▶ Material supplied:
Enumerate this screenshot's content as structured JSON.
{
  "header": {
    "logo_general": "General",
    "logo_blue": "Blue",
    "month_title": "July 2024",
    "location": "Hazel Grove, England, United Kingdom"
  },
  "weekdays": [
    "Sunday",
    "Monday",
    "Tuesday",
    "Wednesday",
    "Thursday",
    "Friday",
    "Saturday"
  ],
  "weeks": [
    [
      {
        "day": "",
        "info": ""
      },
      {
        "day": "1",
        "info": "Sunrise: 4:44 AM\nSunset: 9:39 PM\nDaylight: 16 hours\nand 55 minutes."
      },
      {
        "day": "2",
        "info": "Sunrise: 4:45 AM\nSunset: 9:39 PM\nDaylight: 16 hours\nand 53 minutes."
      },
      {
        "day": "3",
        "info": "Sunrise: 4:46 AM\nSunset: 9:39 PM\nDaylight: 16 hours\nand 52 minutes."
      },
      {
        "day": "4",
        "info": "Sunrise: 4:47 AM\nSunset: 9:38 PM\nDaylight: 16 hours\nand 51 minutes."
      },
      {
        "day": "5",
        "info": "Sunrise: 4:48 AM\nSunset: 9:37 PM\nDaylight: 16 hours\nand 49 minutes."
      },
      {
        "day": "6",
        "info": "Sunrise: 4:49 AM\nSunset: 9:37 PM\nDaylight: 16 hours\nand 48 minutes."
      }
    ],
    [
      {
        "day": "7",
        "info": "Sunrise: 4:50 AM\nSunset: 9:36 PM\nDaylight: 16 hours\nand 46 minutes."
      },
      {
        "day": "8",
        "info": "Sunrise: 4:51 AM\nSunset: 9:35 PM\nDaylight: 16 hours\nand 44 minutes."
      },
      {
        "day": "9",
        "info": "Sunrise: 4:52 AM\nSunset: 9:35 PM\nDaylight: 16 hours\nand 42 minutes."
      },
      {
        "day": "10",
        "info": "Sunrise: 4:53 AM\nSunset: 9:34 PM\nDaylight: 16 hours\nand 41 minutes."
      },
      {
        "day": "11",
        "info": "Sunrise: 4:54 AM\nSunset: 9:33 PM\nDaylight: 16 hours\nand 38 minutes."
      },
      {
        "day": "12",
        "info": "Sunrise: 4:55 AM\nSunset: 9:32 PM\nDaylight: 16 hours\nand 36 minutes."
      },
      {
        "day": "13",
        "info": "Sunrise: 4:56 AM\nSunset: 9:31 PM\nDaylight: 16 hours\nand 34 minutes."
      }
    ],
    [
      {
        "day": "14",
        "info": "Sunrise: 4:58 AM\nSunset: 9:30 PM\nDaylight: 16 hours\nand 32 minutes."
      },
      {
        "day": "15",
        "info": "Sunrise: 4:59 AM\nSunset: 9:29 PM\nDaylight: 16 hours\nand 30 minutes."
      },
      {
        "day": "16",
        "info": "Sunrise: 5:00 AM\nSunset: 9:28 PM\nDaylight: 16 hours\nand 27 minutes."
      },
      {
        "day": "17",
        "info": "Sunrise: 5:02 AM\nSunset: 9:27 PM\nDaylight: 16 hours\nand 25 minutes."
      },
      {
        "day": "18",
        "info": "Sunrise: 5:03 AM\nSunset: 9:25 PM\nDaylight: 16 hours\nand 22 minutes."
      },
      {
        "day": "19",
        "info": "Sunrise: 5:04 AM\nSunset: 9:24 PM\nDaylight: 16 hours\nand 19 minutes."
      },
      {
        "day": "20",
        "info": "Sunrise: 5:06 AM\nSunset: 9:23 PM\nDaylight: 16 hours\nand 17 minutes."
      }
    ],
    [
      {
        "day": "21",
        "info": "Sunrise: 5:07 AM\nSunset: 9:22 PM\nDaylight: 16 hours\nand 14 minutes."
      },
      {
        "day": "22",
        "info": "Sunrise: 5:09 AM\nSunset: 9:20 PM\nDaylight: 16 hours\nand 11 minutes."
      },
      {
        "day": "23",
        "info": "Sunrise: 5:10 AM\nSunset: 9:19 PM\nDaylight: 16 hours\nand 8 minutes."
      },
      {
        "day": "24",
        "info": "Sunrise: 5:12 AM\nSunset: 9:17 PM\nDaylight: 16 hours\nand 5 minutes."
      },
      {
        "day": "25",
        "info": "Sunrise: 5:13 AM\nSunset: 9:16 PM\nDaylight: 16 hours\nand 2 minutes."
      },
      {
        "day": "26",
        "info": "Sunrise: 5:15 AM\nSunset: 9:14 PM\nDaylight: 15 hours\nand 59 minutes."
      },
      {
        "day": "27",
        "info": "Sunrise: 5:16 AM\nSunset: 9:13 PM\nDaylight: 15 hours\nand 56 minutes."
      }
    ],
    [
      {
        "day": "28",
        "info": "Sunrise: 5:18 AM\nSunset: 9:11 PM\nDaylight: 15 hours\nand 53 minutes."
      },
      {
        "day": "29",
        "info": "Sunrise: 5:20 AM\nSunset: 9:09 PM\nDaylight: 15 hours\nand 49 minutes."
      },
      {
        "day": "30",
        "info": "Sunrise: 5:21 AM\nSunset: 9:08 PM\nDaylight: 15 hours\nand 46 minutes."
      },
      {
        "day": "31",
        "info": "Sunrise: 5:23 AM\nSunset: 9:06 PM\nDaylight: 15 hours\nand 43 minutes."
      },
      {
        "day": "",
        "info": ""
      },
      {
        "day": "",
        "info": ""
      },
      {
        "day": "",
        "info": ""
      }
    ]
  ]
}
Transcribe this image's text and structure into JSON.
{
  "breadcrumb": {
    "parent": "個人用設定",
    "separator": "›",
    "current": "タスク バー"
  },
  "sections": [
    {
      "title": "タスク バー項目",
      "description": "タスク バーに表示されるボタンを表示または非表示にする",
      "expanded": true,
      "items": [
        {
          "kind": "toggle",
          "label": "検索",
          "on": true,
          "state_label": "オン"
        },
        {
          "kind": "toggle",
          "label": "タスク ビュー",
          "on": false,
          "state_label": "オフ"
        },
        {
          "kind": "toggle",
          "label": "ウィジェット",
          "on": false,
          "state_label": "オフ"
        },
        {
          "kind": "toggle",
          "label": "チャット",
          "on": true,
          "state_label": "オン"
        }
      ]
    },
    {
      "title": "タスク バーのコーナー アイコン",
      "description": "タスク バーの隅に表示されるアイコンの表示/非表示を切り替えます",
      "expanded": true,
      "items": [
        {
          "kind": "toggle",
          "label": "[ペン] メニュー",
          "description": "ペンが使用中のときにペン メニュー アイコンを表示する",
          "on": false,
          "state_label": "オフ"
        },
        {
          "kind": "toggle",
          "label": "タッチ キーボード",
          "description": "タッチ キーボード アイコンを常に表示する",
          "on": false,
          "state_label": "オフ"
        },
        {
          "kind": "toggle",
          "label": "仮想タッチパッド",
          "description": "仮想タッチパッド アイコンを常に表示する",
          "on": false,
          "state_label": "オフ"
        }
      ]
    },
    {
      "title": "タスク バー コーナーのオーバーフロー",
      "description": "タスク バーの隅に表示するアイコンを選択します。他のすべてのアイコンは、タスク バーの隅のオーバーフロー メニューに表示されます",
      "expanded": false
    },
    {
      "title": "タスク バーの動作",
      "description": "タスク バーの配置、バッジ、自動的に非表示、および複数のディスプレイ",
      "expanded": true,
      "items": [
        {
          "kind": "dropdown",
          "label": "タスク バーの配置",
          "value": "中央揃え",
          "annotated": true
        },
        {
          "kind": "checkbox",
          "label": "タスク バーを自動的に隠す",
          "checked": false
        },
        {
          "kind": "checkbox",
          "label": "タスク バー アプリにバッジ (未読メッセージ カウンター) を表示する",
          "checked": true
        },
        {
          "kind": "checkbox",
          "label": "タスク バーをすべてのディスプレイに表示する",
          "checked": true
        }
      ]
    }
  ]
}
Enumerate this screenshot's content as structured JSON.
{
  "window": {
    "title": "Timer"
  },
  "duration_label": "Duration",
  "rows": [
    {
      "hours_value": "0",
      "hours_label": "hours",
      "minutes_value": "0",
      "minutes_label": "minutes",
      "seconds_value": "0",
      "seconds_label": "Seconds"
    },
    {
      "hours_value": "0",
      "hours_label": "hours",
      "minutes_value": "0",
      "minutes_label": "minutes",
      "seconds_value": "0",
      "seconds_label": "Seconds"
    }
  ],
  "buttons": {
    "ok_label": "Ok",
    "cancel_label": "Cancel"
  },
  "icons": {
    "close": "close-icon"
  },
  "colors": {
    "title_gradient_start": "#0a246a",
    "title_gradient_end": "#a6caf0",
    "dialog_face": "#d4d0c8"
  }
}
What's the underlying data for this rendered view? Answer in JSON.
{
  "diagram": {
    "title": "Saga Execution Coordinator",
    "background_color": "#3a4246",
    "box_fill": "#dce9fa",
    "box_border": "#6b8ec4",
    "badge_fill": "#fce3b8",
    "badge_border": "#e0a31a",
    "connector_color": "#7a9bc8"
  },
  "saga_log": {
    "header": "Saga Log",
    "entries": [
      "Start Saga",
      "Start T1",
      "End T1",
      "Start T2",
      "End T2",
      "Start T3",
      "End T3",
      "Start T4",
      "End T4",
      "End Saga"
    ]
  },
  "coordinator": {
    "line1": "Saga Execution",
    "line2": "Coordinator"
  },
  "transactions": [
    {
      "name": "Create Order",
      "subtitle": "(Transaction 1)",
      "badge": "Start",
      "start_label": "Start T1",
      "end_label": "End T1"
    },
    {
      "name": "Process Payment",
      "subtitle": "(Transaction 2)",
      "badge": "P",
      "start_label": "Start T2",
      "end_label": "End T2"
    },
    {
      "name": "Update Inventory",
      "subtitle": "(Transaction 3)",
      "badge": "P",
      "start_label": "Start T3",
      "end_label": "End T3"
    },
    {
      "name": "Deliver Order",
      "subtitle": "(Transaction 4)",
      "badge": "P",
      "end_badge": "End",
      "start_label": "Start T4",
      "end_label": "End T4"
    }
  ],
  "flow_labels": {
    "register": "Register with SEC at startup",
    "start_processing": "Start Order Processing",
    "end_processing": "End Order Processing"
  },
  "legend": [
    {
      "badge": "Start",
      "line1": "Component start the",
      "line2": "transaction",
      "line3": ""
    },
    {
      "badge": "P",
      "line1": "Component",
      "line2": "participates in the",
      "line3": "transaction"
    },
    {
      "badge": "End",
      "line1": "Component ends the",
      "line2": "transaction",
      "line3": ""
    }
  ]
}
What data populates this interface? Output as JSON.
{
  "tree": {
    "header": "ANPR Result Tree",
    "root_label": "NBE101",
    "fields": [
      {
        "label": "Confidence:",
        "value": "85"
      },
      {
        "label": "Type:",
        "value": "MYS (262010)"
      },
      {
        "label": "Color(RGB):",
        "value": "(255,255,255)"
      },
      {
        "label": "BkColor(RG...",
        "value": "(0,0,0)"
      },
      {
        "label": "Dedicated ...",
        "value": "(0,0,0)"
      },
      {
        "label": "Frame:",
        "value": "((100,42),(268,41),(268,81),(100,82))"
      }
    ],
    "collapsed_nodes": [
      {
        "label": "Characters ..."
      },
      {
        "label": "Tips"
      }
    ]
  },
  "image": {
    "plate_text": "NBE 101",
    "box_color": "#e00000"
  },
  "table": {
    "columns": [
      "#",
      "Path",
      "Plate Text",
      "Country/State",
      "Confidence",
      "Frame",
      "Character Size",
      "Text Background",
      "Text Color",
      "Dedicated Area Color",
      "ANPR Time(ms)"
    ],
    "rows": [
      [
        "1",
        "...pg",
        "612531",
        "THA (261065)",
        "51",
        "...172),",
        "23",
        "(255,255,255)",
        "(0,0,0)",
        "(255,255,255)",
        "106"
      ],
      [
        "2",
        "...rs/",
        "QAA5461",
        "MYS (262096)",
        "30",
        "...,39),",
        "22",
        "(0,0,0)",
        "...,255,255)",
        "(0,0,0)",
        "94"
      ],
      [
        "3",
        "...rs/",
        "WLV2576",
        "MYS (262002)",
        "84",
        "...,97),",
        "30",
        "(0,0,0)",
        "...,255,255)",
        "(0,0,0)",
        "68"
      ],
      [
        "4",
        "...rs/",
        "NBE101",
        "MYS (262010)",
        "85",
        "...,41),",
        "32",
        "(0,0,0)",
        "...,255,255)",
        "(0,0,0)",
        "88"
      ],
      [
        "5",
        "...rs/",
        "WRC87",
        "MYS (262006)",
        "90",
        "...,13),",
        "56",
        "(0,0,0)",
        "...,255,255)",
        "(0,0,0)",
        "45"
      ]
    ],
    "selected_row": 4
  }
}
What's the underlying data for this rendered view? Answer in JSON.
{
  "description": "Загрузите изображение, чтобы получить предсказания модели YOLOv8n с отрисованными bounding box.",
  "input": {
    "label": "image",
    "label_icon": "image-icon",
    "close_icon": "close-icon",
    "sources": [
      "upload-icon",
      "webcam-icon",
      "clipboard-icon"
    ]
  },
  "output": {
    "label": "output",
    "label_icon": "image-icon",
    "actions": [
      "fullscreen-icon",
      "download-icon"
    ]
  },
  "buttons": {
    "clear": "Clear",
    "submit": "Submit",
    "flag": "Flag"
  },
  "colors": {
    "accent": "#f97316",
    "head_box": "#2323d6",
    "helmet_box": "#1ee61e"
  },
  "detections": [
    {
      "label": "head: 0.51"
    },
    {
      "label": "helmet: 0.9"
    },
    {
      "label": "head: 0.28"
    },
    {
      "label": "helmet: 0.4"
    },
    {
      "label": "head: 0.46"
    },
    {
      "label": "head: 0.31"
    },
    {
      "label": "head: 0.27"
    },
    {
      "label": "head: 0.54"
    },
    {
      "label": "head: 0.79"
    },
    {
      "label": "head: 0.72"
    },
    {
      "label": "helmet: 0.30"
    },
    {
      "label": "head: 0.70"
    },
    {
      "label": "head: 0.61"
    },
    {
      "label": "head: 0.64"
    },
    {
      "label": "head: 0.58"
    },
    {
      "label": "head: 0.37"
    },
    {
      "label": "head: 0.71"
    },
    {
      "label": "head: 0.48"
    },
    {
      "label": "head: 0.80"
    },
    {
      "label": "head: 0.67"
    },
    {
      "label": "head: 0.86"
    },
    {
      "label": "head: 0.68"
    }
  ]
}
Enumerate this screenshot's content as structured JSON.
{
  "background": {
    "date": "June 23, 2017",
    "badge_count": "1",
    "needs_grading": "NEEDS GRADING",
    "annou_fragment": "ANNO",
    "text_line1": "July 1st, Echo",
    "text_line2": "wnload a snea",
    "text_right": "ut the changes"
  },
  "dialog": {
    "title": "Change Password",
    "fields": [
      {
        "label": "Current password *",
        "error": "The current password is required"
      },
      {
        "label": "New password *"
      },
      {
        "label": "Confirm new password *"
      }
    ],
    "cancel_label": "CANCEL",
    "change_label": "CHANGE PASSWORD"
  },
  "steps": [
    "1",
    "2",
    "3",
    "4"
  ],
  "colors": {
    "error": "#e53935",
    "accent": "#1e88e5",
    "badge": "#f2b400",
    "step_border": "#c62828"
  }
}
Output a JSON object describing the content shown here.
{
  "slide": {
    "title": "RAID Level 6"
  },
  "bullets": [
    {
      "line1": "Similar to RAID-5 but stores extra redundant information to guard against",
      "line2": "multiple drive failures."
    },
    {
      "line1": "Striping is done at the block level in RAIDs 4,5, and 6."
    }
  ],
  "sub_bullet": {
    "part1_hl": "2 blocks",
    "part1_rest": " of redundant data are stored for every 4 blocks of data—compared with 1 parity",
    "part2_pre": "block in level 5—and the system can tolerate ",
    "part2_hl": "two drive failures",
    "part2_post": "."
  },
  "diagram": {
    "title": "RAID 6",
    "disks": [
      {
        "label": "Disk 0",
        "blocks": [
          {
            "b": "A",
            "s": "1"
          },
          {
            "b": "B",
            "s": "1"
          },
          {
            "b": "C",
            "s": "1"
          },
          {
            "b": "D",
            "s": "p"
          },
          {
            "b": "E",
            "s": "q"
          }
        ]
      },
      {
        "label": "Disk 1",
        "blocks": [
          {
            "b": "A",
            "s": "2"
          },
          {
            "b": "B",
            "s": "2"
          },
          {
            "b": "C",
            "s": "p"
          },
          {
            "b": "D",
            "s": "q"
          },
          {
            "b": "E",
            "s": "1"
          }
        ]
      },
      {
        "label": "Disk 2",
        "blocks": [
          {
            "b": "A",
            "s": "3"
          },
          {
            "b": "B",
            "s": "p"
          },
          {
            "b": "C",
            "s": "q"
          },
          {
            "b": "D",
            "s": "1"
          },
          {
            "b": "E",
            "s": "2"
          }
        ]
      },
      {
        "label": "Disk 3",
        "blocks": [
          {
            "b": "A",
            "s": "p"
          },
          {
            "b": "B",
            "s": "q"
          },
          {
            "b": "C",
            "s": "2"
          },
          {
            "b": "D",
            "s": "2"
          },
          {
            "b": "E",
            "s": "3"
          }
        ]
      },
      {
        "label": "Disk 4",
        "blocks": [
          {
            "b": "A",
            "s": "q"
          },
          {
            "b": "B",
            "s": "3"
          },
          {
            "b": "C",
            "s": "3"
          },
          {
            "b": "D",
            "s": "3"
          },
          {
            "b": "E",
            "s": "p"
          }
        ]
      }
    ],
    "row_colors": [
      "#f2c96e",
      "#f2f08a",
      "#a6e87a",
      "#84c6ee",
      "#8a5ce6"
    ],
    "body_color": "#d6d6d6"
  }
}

▶ Exercise directions:
From the listing above, copy all lines holding the word "image".

▶ Exercise result:
Transcribe this image's text and structure into JSON.
  "image": {
    "label": "image",
    "label_icon": "image-icon",
    "label_icon": "image-icon",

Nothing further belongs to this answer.